Material
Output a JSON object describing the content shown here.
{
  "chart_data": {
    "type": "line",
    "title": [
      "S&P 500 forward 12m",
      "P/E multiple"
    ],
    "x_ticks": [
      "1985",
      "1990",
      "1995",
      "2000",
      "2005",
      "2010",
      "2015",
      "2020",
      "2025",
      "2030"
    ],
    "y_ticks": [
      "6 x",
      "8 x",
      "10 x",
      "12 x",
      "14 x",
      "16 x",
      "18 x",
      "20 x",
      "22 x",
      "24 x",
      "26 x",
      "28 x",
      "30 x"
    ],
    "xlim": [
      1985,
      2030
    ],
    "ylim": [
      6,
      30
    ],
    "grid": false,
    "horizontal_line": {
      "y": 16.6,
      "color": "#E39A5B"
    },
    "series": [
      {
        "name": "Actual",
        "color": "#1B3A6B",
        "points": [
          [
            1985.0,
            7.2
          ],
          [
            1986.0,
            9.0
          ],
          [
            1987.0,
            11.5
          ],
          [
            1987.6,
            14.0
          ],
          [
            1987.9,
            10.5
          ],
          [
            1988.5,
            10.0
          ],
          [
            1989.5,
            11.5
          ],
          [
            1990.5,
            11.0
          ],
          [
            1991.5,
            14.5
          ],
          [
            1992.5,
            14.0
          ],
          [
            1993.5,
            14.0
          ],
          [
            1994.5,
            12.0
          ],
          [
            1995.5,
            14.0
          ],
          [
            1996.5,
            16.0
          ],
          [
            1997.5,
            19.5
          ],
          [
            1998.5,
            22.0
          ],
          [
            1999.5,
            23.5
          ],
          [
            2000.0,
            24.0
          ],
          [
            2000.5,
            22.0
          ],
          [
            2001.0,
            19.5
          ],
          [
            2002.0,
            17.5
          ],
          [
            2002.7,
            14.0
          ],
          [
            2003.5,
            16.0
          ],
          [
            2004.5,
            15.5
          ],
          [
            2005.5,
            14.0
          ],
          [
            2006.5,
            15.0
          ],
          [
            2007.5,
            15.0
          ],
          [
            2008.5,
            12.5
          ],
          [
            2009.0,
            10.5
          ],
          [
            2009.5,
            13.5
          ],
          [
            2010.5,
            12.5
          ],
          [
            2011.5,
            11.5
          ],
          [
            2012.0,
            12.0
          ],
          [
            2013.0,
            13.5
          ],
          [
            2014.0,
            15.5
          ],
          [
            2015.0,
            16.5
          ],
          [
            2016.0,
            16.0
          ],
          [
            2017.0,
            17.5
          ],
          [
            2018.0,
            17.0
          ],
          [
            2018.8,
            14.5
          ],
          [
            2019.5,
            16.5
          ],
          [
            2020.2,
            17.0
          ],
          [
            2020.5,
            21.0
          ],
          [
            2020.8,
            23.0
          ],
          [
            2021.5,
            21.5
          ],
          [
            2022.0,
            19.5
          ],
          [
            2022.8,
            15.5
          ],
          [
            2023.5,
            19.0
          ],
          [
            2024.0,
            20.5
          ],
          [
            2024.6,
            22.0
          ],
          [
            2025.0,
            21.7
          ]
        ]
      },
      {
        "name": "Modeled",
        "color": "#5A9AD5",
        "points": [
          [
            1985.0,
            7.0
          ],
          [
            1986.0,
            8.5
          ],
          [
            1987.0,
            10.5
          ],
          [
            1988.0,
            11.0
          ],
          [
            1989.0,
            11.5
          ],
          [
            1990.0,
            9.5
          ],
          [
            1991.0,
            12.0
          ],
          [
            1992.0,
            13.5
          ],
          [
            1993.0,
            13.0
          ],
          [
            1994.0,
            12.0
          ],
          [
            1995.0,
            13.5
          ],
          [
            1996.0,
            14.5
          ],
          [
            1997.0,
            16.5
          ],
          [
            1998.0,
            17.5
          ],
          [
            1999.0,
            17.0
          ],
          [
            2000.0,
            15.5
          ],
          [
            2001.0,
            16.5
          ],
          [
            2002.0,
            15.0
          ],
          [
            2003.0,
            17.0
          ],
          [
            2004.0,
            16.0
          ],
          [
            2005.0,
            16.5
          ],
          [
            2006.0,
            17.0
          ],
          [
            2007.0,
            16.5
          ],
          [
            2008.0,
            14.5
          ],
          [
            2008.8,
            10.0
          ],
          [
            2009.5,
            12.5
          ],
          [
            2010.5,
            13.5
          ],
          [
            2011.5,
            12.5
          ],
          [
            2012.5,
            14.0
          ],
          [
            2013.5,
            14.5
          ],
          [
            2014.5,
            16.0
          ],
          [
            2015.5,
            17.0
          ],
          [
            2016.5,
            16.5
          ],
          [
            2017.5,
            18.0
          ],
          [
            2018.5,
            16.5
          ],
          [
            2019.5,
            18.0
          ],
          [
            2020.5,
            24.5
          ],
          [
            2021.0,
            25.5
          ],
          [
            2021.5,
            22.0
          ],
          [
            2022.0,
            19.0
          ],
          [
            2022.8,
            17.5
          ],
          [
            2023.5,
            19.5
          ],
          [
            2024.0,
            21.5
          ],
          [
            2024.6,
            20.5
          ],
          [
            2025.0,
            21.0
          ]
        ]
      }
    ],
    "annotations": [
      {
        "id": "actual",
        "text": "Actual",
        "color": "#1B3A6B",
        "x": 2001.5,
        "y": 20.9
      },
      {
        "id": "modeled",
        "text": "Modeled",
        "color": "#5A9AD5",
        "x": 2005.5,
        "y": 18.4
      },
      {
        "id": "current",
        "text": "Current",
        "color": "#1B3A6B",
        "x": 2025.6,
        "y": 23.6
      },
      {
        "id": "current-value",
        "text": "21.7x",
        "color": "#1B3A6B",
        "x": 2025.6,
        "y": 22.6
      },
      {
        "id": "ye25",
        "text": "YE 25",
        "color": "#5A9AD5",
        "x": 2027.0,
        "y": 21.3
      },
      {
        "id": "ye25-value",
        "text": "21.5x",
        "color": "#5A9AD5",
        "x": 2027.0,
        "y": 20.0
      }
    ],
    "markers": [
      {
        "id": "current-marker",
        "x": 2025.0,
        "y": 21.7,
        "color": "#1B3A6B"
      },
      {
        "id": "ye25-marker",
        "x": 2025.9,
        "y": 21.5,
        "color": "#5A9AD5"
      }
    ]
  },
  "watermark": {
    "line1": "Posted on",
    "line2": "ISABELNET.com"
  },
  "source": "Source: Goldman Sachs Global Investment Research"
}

Exercise requirements
Take the entries and copy them out exactly.

Finished answer
Output a JSON object describing the content shown here.
{
  "chart_data": {
    "type": "line",
    "title": [
      "S&P 500 forward 12m",
      "P/E multiple"
    ],
    "x_ticks": [
      "1985",
      "1990",
      "1995",
      "2000",
      "2005",
      "2010",
      "2015",
      "2020",
      "2025",
      "2030"
    ],
    "y_ticks": [
      "6 x",
      "8 x",
      "10 x",
      "12 x",
      "14 x",
      "16 x",
      "18 x",
      "20 x",
      "22 x",
      "24 x",
      "26 x",
      "28 x",
      "30 x"
    ],
    "xlim": [
      1985,
      2030
    ],
    "ylim": [
      6,
      30
    ],
    "grid": false,
    "horizontal_line": {
      "y": 16.6,
      "color": "#E39A5B"
    },
    "series": [
      {
        "name": "Actual",
        "color": "#1B3A6B",
        "points": [
          [
            1985.0,
            7.2
          ],
          [
            1986.0,
            9.0
          ],
          [
            1987.0,
            11.5
          ],
          [
            1987.6,
            14.0
          ],
          [
            1987.9,
            10.5
          ],
          [
            1988.5,
            10.0
          ],
          [
            1989.5,
            11.5
          ],
          [
            1990.5,
            11.0
          ],
          [
            1991.5,
            14.5
          ],
          [
            1992.5,
            14.0
          ],
          [
            1993.5,
            14.0
          ],
          [
            1994.5,
            12.0
          ],
          [
            1995.5,
            14.0
          ],
          [
            1996.5,
            16.0
          ],
          [
            1997.5,
            19.5
          ],
          [
            1998.5,
            22.0
          ],
          [
            1999.5,
            23.5
          ],
          [
            2000.0,
            24.0
          ],
          [
            2000.5,
            22.0
          ],
          [
            2001.0,
            19.5
          ],
          [
            2002.0,
            17.5
          ],
          [
            2002.7,
            14.0
          ],
          [
            2003.5,
            16.0
          ],
          [
            2004.5,
            15.5
          ],
          [
            2005.5,
            14.0
          ],
          [
            2006.5,
            15.0
          ],
          [
            2007.5,
            15.0
          ],
          [
            2008.5,
            12.5
          ],
          [
            2009.0,
            10.5
          ],
          [
            2009.5,
            13.5
          ],
          [
            2010.5,
            12.5
          ],
          [
            2011.5,
            11.5
          ],
          [
            2012.0,
            12.0
          ],
          [
            2013.0,
            13.5
          ],
          [
            2014.0,
            15.5
          ],
          [
            2015.0,
            16.5
          ],
          [
            2016.0,
            16.0
          ],
          [
            2017.0,
            17.5
          ],
          [
            2018.0,
            17.0
          ],
          [
            2018.8,
            14.5
          ],
          [
            2019.5,
            16.5
          ],
          [
            2020.2,
            17.0
          ],
          [
            2020.5,
            21.0
          ],
          [
            2020.8,
            23.0
          ],
          [
            2021.5,
            21.5
          ],
          [
            2022.0,
            19.5
          ],
          [
            2022.8,
            15.5
          ],
          [
            2023.5,
            19.0
          ],
          [
            2024.0,
            20.5
          ],
          [
            2024.6,
            22.0
          ],
          [
            2025.0,
            21.7
          ]
        ]
      },
      {
        "name": "Modeled",
        "color": "#5A9AD5",
        "points": [
          [
            1985.0,
            7.0
          ],
          [
            1986.0,
            8.5
          ],
          [
            1987.0,
            10.5
          ],
          [
            1988.0,
            11.0
          ],
          [
            1989.0,
            11.5
          ],
          [
            1990.0,
            9.5
          ],
          [
            1991.0,
            12.0
          ],
          [
            1992.0,
            13.5
          ],
          [
            1993.0,
            13.0
          ],
          [
            1994.0,
            12.0
          ],
          [
            1995.0,
            13.5
          ],
          [
            1996.0,
            14.5
          ],
          [
            1997.0,
            16.5
          ],
          [
            1998.0,
            17.5
          ],
          [
            1999.0,
            17.0
          ],
          [
            2000.0,
            15.5
          ],
          [
            2001.0,
            16.5
          ],
          [
            2002.0,
            15.0
          ],
          [
            2003.0,
            17.0
          ],
          [
            2004.0,
            16.0
          ],
          [
            2005.0,
            16.5
          ],
          [
            2006.0,
            17.0
          ],
          [
            2007.0,
            16.5
          ],
          [
            2008.0,
            14.5
          ],
          [
            2008.8,
            10.0
          ],
          [
            2009.5,
            12.5
          ],
          [
            2010.5,
            13.5
          ],
          [
            2011.5,
            12.5
          ],
          [
            2012.5,
            14.0
          ],
          [
            2013.5,
            14.5
          ],
          [
            2014.5,
            16.0
          ],
          [
            2015.5,
            17.0
          ],
          [
            2016.5,
            16.5
          ],
          [
            2017.5,
            18.0
          ],
          [
            2018.5,
            16.5
          ],
          [
            2019.5,
            18.0
          ],
          [
            2020.5,
            24.5
          ],
          [
            2021.0,
            25.5
          ],
          [
            2021.5,
            22.0
          ],
          [
            2022.0,
            19.0
          ],
          [
            2022.8,
            17.5
          ],
          [
            2023.5,
            19.5
          ],
          [
            2024.0,
            21.5
          ],
          [
            2024.6,
            20.5
          ],
          [
            2025.0,
            21.0
          ]
        ]
      }
    ],
    "annotations": [
      {
        "id": "actual",
        "text": "Actual",
        "color": "#1B3A6B",
        "x": 2001.5,
        "y": 20.9
      },
      {
        "id": "modeled",
        "text": "Modeled",
        "color": "#5A9AD5",
        "x": 2005.5,
        "y": 18.4
      },
      {
        "id": "current",
        "text": "Current",
        "color": "#1B3A6B",
        "x": 2025.6,
        "y": 23.6
      },
      {
        "id": "current-value",
        "text": "21.7x",
        "color": "#1B3A6B",
        "x": 2025.6,
        "y": 22.6
      },
      {
        "id": "ye25",
        "text": "YE 25",
        "color": "#5A9AD5",
        "x": 2027.0,
        "y": 21.3
      },
      {
        "id": "ye25-value",
        "text": "21.5x",
        "color": "#5A9AD5",
        "x": 2027.0,
        "y": 20.0
      }
    ],
    "markers": [
      {
        "id": "current-marker",
        "x": 2025.0,
        "y": 21.7,
        "color": "#1B3A6B"
      },
      {
        "id": "ye25-marker",
        "x": 2025.9,
        "y": 21.5,
        "color": "#5A9AD5"
      }
    ]
  },
  "watermark": {
    "line1": "Posted on",
    "line2": "ISABELNET.com"
  },
  "source": "Source: Goldman Sachs Global Investment Research"
}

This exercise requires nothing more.